▶ [To do]
Print every entry, word for word, and skip the images.

▶ [Input for this task]
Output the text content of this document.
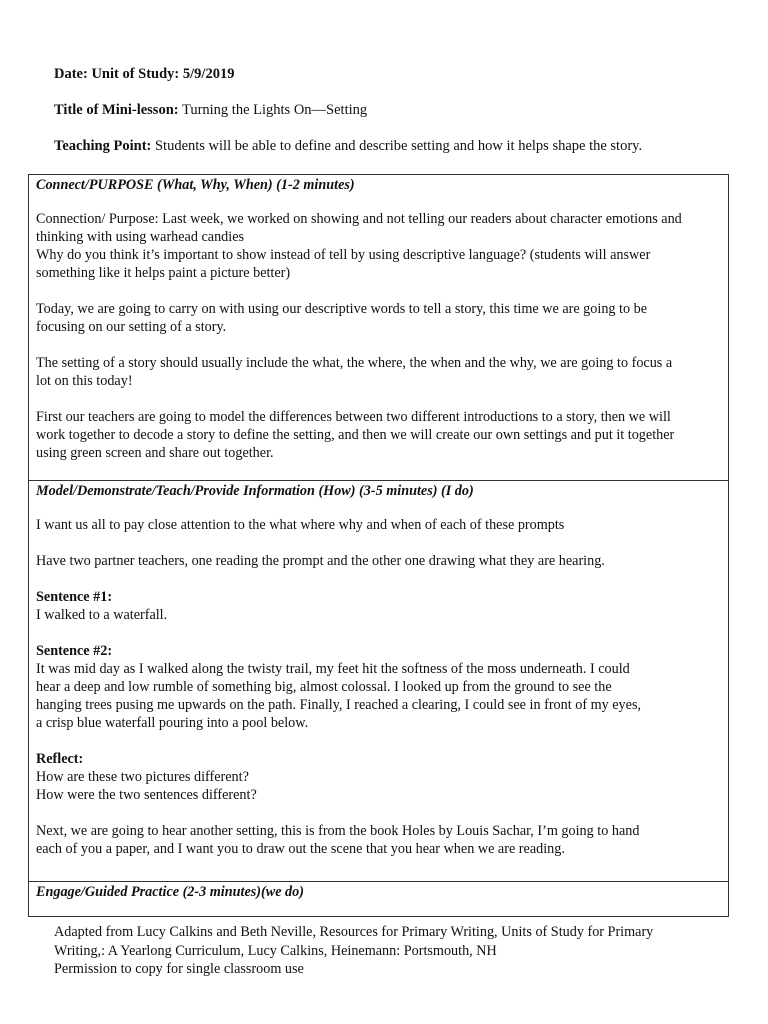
Date: Unit of Study: 5/9/2019
Title of Mini-lesson: Turning the Lights On—Setting
Teaching Point: Students will be able to define and describe setting and how it helps shape the story.
Connect/PURPOSE (What, Why, When) (1-2 minutes)
Connection/ Purpose: Last week, we worked on showing and not telling our readers about character emotions and
thinking with using warhead candies
Why do you think it’s important to show instead of tell by using descriptive language? (students will answer
something like it helps paint a picture better)
Today, we are going to carry on with using our descriptive words to tell a story, this time we are going to be
focusing on our setting of a story.
The setting of a story should usually include the what, the where, the when and the why, we are going to focus a
lot on this today!
First our teachers are going to model the differences between two different introductions to a story, then we will
work together to decode a story to define the setting, and then we will create our own settings and put it together
using green screen and share out together.
Model/Demonstrate/Teach/Provide Information (How) (3-5 minutes) (I do)
I want us all to pay close attention to the what where why and when of each of these prompts
Have two partner teachers, one reading the prompt and the other one drawing what they are hearing.
Sentence #1:
I walked to a waterfall.
Sentence #2:
It was mid day as I walked along the twisty trail, my feet hit the softness of the moss underneath. I could
hear a deep and low rumble of something big, almost colossal. I looked up from the ground to see the
hanging trees pusing me upwards on the path. Finally, I reached a clearing, I could see in front of my eyes,
a crisp blue waterfall pouring into a pool below.
Reflect:
How are these two pictures different?
How were the two sentences different?
Next, we are going to hear another setting, this is from the book Holes by Louis Sachar, I’m going to hand
each of you a paper, and I want you to draw out the scene that you hear when we are reading.
Engage/Guided Practice (2-3 minutes)(we do)
Adapted from Lucy Calkins and Beth Neville, Resources for Primary Writing, Units of Study for Primary
Writing,: A Yearlong Curriculum, Lucy Calkins, Heinemann: Portsmouth, NH
Permission to copy for single classroom use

▶ [Correct answer]
Output the text content of this document.
Date: Unit of Study: 5/9/2019
Title of Mini-lesson: Turning the Lights On—Setting
Teaching Point: Students will be able to define and describe setting and how it helps shape the story.
Connect/PURPOSE (What, Why, When) (1-2 minutes)
Connection/ Purpose: Last week, we worked on showing and not telling our readers about character emotions and
thinking with using warhead candies
Why do you think it’s important to show instead of tell by using descriptive language? (students will answer
something like it helps paint a picture better)
Today, we are going to carry on with using our descriptive words to tell a story, this time we are going to be
focusing on our setting of a story.
The setting of a story should usually include the what, the where, the when and the why, we are going to focus a
lot on this today!
First our teachers are going to model the differences between two different introductions to a story, then we will
work together to decode a story to define the setting, and then we will create our own settings and put it together
using green screen and share out together.
Model/Demonstrate/Teach/Provide Information (How) (3-5 minutes) (I do)
I want us all to pay close attention to the what where why and when of each of these prompts
Have two partner teachers, one reading the prompt and the other one drawing what they are hearing.
Sentence #1:
I walked to a waterfall.
Sentence #2:
It was mid day as I walked along the twisty trail, my feet hit the softness of the moss underneath. I could
hear a deep and low rumble of something big, almost colossal. I looked up from the ground to see the
hanging trees pusing me upwards on the path. Finally, I reached a clearing, I could see in front of my eyes,
a crisp blue waterfall pouring into a pool below.
Reflect:
How are these two pictures different?
How were the two sentences different?
Next, we are going to hear another setting, this is from the book Holes by Louis Sachar, I’m going to hand
each of you a paper, and I want you to draw out the scene that you hear when we are reading.
Engage/Guided Practice (2-3 minutes)(we do)
Adapted from Lucy Calkins and Beth Neville, Resources for Primary Writing, Units of Study for Primary
Writing,: A Yearlong Curriculum, Lucy Calkins, Heinemann: Portsmouth, NH
Permission to copy for single classroom use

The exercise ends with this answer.